Written request ->
Will you quote all of the entries, word for word?

Data rows ->
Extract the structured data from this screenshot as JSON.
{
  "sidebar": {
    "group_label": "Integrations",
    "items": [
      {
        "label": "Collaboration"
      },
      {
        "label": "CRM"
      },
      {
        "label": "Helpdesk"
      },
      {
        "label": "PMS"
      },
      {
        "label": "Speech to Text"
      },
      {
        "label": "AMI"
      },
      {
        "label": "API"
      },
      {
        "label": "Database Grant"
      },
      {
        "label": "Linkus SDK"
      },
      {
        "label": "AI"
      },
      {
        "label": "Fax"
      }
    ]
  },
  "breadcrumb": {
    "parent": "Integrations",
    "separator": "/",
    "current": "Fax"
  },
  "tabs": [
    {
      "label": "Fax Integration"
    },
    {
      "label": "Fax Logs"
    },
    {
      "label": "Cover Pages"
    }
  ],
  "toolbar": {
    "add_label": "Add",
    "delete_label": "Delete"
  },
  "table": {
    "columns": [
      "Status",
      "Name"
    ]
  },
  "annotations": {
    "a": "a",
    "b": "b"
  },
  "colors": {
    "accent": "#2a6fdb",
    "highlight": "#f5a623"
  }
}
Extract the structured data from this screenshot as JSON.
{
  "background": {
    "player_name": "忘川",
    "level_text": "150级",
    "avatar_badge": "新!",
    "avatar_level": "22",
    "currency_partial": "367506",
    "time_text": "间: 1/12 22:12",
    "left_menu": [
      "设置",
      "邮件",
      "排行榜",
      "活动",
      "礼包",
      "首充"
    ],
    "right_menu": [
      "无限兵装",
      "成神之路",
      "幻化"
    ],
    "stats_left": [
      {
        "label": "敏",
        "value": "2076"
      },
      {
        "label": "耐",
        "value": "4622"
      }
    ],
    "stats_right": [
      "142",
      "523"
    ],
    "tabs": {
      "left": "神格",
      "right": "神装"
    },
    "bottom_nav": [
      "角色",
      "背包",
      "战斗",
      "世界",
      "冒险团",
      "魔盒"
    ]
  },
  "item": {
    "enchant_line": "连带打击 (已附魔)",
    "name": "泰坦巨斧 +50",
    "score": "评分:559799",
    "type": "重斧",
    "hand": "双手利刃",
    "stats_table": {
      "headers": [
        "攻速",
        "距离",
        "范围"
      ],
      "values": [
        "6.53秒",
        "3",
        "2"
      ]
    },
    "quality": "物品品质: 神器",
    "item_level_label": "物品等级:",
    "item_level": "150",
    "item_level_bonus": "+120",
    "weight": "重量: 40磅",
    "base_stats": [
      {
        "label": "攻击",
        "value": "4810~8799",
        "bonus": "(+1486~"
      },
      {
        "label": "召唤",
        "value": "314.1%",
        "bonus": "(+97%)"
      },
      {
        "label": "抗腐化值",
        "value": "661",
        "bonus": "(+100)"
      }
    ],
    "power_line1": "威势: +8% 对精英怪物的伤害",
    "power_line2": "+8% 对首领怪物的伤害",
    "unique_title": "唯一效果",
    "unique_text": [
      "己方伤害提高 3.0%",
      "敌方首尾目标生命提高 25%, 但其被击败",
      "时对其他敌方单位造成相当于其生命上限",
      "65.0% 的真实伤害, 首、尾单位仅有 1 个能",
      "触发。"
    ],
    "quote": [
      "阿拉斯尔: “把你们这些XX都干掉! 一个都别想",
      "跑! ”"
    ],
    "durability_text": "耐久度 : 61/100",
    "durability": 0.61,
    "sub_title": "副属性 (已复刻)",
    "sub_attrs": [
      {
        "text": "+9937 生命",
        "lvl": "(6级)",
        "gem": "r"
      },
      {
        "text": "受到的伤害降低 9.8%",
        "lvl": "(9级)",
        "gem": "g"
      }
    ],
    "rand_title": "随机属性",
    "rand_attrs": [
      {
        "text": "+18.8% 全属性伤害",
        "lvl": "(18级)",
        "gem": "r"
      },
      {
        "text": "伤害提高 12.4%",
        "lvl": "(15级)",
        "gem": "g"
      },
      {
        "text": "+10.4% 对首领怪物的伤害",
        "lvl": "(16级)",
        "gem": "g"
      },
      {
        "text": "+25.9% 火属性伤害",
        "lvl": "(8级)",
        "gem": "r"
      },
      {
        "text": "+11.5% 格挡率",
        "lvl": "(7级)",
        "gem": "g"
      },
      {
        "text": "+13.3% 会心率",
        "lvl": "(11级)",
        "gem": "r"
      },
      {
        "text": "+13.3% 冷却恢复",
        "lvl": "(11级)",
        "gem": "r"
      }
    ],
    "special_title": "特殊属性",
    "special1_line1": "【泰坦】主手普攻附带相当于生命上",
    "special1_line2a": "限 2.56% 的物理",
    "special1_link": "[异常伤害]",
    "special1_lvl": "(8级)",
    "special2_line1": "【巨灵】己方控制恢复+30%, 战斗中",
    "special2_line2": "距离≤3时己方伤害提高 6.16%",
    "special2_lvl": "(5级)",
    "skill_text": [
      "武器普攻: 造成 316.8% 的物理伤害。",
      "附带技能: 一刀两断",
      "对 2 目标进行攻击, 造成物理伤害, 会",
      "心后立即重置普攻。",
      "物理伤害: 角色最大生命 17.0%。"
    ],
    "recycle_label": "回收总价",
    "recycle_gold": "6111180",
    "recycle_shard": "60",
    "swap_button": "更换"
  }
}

Result ->
Extract the structured data from this screenshot as JSON.
{
  "sidebar": {
    "group_label": "Integrations",
    "items": [
      {
        "label": "Collaboration"
      },
      {
        "label": "CRM"
      },
      {
        "label": "Helpdesk"
      },
      {
        "label": "PMS"
      },
      {
        "label": "Speech to Text"
      },
      {
        "label": "AMI"
      },
      {
        "label": "API"
      },
      {
        "label": "Database Grant"
      },
      {
        "label": "Linkus SDK"
      },
      {
        "label": "AI"
      },
      {
        "label": "Fax"
      }
    ]
  },
  "breadcrumb": {
    "parent": "Integrations",
    "separator": "/",
    "current": "Fax"
  },
  "tabs": [
    {
      "label": "Fax Integration"
    },
    {
      "label": "Fax Logs"
    },
    {
      "label": "Cover Pages"
    }
  ],
  "toolbar": {
    "add_label": "Add",
    "delete_label": "Delete"
  },
  "table": {
    "columns": [
      "Status",
      "Name"
    ]
  },
  "annotations": {
    "a": "a",
    "b": "b"
  },
  "colors": {
    "accent": "#2a6fdb",
    "highlight": "#f5a623"
  }
}
Extract the structured data from this screenshot as JSON.
{
  "background": {
    "player_name": "忘川",
    "level_text": "150级",
    "avatar_badge": "新!",
    "avatar_level": "22",
    "currency_partial": "367506",
    "time_text": "间: 1/12 22:12",
    "left_menu": [
      "设置",
      "邮件",
      "排行榜",
      "活动",
      "礼包",
      "首充"
    ],
    "right_menu": [
      "无限兵装",
      "成神之路",
      "幻化"
    ],
    "stats_left": [
      {
        "label": "敏",
        "value": "2076"
      },
      {
        "label": "耐",
        "value": "4622"
      }
    ],
    "stats_right": [
      "142",
      "523"
    ],
    "tabs": {
      "left": "神格",
      "right": "神装"
    },
    "bottom_nav": [
      "角色",
      "背包",
      "战斗",
      "世界",
      "冒险团",
      "魔盒"
    ]
  },
  "item": {
    "enchant_line": "连带打击 (已附魔)",
    "name": "泰坦巨斧 +50",
    "score": "评分:559799",
    "type": "重斧",
    "hand": "双手利刃",
    "stats_table": {
      "headers": [
        "攻速",
        "距离",
        "范围"
      ],
      "values": [
        "6.53秒",
        "3",
        "2"
      ]
    },
    "quality": "物品品质: 神器",
    "item_level_label": "物品等级:",
    "item_level": "150",
    "item_level_bonus": "+120",
    "weight": "重量: 40磅",
    "base_stats": [
      {
        "label": "攻击",
        "value": "4810~8799",
        "bonus": "(+1486~"
      },
      {
        "label": "召唤",
        "value": "314.1%",
        "bonus": "(+97%)"
      },
      {
        "label": "抗腐化值",
        "value": "661",
        "bonus": "(+100)"
      }
    ],
    "power_line1": "威势: +8% 对精英怪物的伤害",
    "power_line2": "+8% 对首领怪物的伤害",
    "unique_title": "唯一效果",
    "unique_text": [
      "己方伤害提高 3.0%",
      "敌方首尾目标生命提高 25%, 但其被击败",
      "时对其他敌方单位造成相当于其生命上限",
      "65.0% 的真实伤害, 首、尾单位仅有 1 个能",
      "触发。"
    ],
    "quote": [
      "阿拉斯尔: “把你们这些XX都干掉! 一个都别想",
      "跑! ”"
    ],
    "durability_text": "耐久度 : 61/100",
    "durability": 0.61,
    "sub_title": "副属性 (已复刻)",
    "sub_attrs": [
      {
        "text": "+9937 生命",
        "lvl": "(6级)",
        "gem": "r"
      },
      {
        "text": "受到的伤害降低 9.8%",
        "lvl": "(9级)",
        "gem": "g"
      }
    ],
    "rand_title": "随机属性",
    "rand_attrs": [
      {
        "text": "+18.8% 全属性伤害",
        "lvl": "(18级)",
        "gem": "r"
      },
      {
        "text": "伤害提高 12.4%",
        "lvl": "(15级)",
        "gem": "g"
      },
      {
        "text": "+10.4% 对首领怪物的伤害",
        "lvl": "(16级)",
        "gem": "g"
      },
      {
        "text": "+25.9% 火属性伤害",
        "lvl": "(8级)",
        "gem": "r"
      },
      {
        "text": "+11.5% 格挡率",
        "lvl": "(7级)",
        "gem": "g"
      },
      {
        "text": "+13.3% 会心率",
        "lvl": "(11级)",
        "gem": "r"
      },
      {
        "text": "+13.3% 冷却恢复",
        "lvl": "(11级)",
        "gem": "r"
      }
    ],
    "special_title": "特殊属性",
    "special1_line1": "【泰坦】主手普攻附带相当于生命上",
    "special1_line2a": "限 2.56% 的物理",
    "special1_link": "[异常伤害]",
    "special1_lvl": "(8级)",
    "special2_line1": "【巨灵】己方控制恢复+30%, 战斗中",
    "special2_line2": "距离≤3时己方伤害提高 6.16%",
    "special2_lvl": "(5级)",
    "skill_text": [
      "武器普攻: 造成 316.8% 的物理伤害。",
      "附带技能: 一刀两断",
      "对 2 目标进行攻击, 造成物理伤害, 会",
      "心后立即重置普攻。",
      "物理伤害: 角色最大生命 17.0%。"
    ],
    "recycle_label": "回收总价",
    "recycle_gold": "6111180",
    "recycle_shard": "60",
    "swap_button": "更换"
  }
}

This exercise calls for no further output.